*DATASET ROWS*.

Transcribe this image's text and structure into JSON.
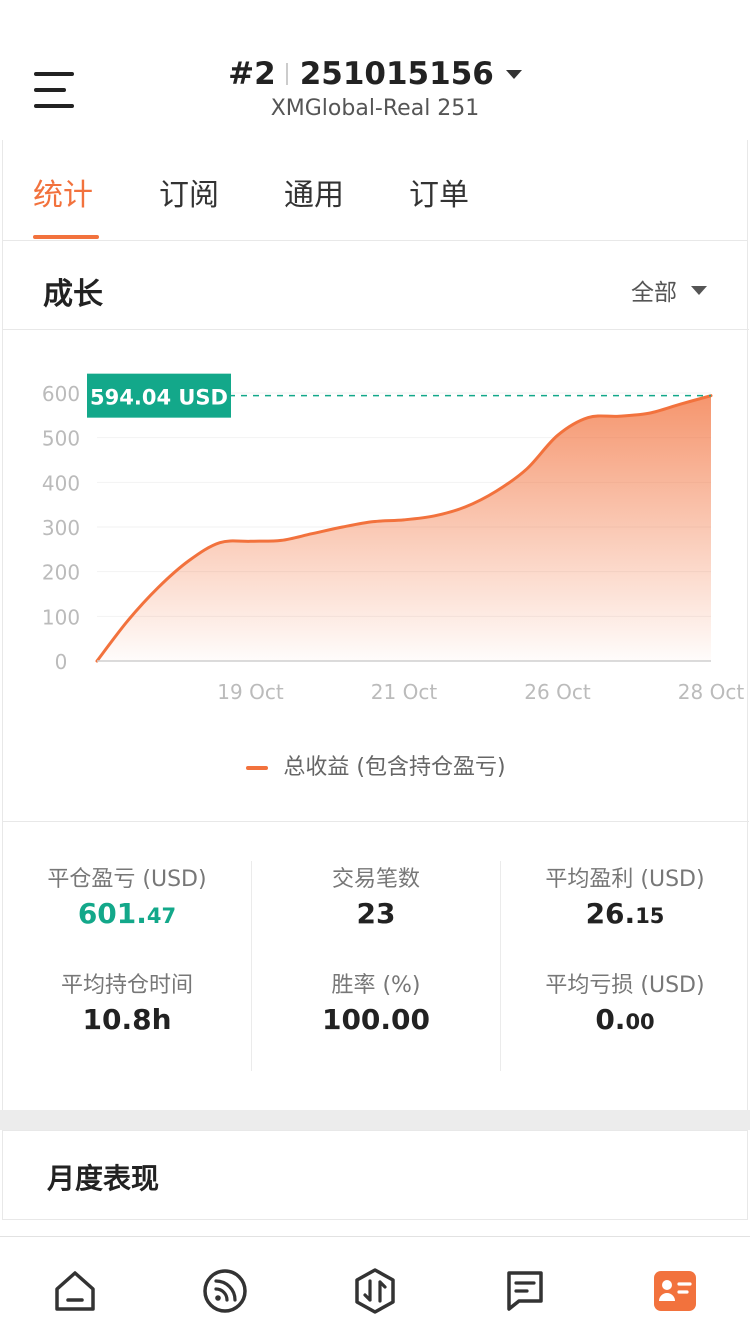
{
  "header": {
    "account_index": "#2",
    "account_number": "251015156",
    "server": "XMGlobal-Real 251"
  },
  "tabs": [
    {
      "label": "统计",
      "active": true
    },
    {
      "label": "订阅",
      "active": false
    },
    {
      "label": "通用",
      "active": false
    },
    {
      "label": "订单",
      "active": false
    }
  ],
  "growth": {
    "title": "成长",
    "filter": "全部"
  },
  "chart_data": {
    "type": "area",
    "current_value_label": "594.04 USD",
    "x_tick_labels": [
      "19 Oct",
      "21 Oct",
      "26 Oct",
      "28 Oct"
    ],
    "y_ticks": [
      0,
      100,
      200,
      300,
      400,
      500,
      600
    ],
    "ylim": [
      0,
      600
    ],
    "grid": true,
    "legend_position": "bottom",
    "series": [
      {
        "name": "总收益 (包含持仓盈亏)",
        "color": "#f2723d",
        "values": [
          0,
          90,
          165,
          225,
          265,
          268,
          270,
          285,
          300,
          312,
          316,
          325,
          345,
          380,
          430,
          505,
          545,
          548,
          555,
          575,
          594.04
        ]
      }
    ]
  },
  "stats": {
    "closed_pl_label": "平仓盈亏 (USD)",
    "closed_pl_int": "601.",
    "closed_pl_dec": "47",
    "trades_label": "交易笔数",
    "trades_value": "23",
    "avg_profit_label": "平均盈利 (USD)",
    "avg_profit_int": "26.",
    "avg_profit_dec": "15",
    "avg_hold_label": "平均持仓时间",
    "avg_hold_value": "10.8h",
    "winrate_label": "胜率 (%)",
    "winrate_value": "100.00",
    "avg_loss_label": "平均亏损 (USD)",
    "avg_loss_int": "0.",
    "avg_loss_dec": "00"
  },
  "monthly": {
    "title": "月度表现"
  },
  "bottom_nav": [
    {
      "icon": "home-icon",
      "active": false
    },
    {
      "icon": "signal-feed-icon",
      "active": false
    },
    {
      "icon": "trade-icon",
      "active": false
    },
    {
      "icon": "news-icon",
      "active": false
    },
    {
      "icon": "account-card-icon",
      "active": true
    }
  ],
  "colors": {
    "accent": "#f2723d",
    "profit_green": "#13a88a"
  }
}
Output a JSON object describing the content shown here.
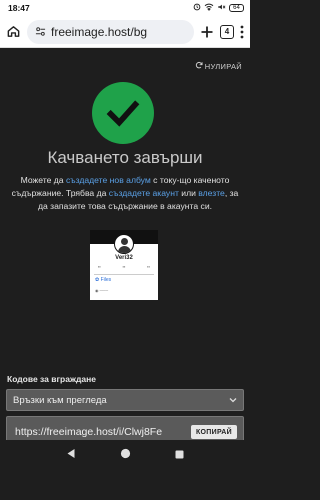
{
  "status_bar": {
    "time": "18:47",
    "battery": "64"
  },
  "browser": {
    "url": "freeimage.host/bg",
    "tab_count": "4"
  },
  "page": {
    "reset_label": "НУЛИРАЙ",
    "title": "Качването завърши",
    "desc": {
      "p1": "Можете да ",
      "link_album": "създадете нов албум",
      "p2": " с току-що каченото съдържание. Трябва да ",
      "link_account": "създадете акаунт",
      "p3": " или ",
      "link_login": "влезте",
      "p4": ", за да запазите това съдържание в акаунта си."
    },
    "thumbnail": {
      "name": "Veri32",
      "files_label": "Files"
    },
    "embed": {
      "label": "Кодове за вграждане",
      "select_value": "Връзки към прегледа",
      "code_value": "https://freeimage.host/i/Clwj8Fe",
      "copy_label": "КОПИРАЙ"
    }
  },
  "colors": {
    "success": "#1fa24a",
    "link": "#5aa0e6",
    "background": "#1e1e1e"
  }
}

*WRITTEN TASK*. Reproduce the entries exactly. Do not carry over any picture.

*FULL SOLUTION*.
Transcribe this image's text and structure into JSON.
{
  "header": {
    "account_index": "#2",
    "account_number": "251015156",
    "server": "XMGlobal-Real 251"
  },
  "tabs": [
    {
      "label": "统计",
      "active": true
    },
    {
      "label": "订阅",
      "active": false
    },
    {
      "label": "通用",
      "active": false
    },
    {
      "label": "订单",
      "active": false
    }
  ],
  "growth": {
    "title": "成长",
    "filter": "全部"
  },
  "chart_data": {
    "type": "area",
    "current_value_label": "594.04 USD",
    "x_tick_labels": [
      "19 Oct",
      "21 Oct",
      "26 Oct",
      "28 Oct"
    ],
    "y_ticks": [
      0,
      100,
      200,
      300,
      400,
      500,
      600
    ],
    "ylim": [
      0,
      600
    ],
    "grid": true,
    "legend_position": "bottom",
    "series": [
      {
        "name": "总收益 (包含持仓盈亏)",
        "color": "#f2723d",
        "values": [
          0,
          90,
          165,
          225,
          265,
          268,
          270,
          285,
          300,
          312,
          316,
          325,
          345,
          380,
          430,
          505,
          545,
          548,
          555,
          575,
          594.04
        ]
      }
    ]
  },
  "stats": {
    "closed_pl_label": "平仓盈亏 (USD)",
    "closed_pl_int": "601.",
    "closed_pl_dec": "47",
    "trades_label": "交易笔数",
    "trades_value": "23",
    "avg_profit_label": "平均盈利 (USD)",
    "avg_profit_int": "26.",
    "avg_profit_dec": "15",
    "avg_hold_label": "平均持仓时间",
    "avg_hold_value": "10.8h",
    "winrate_label": "胜率 (%)",
    "winrate_value": "100.00",
    "avg_loss_label": "平均亏损 (USD)",
    "avg_loss_int": "0.",
    "avg_loss_dec": "00"
  },
  "monthly": {
    "title": "月度表现"
  },
  "bottom_nav": [
    {
      "icon": "home-icon",
      "active": false
    },
    {
      "icon": "signal-feed-icon",
      "active": false
    },
    {
      "icon": "trade-icon",
      "active": false
    },
    {
      "icon": "news-icon",
      "active": false
    },
    {
      "icon": "account-card-icon",
      "active": true
    }
  ],
  "colors": {
    "accent": "#f2723d",
    "profit_green": "#13a88a"
  }
}
Output a JSON object describing the content shown here.
{
  "status_bar": {
    "time": "18:47",
    "battery": "64"
  },
  "browser": {
    "url": "freeimage.host/bg",
    "tab_count": "4"
  },
  "page": {
    "reset_label": "НУЛИРАЙ",
    "title": "Качването завърши",
    "desc": {
      "p1": "Можете да ",
      "link_album": "създадете нов албум",
      "p2": " с току-що каченото съдържание. Трябва да ",
      "link_account": "създадете акаунт",
      "p3": " или ",
      "link_login": "влезте",
      "p4": ", за да запазите това съдържание в акаунта си."
    },
    "thumbnail": {
      "name": "Veri32",
      "files_label": "Files"
    },
    "embed": {
      "label": "Кодове за вграждане",
      "select_value": "Връзки към прегледа",
      "code_value": "https://freeimage.host/i/Clwj8Fe",
      "copy_label": "КОПИРАЙ"
    }
  },
  "colors": {
    "success": "#1fa24a",
    "link": "#5aa0e6",
    "background": "#1e1e1e"
  }
}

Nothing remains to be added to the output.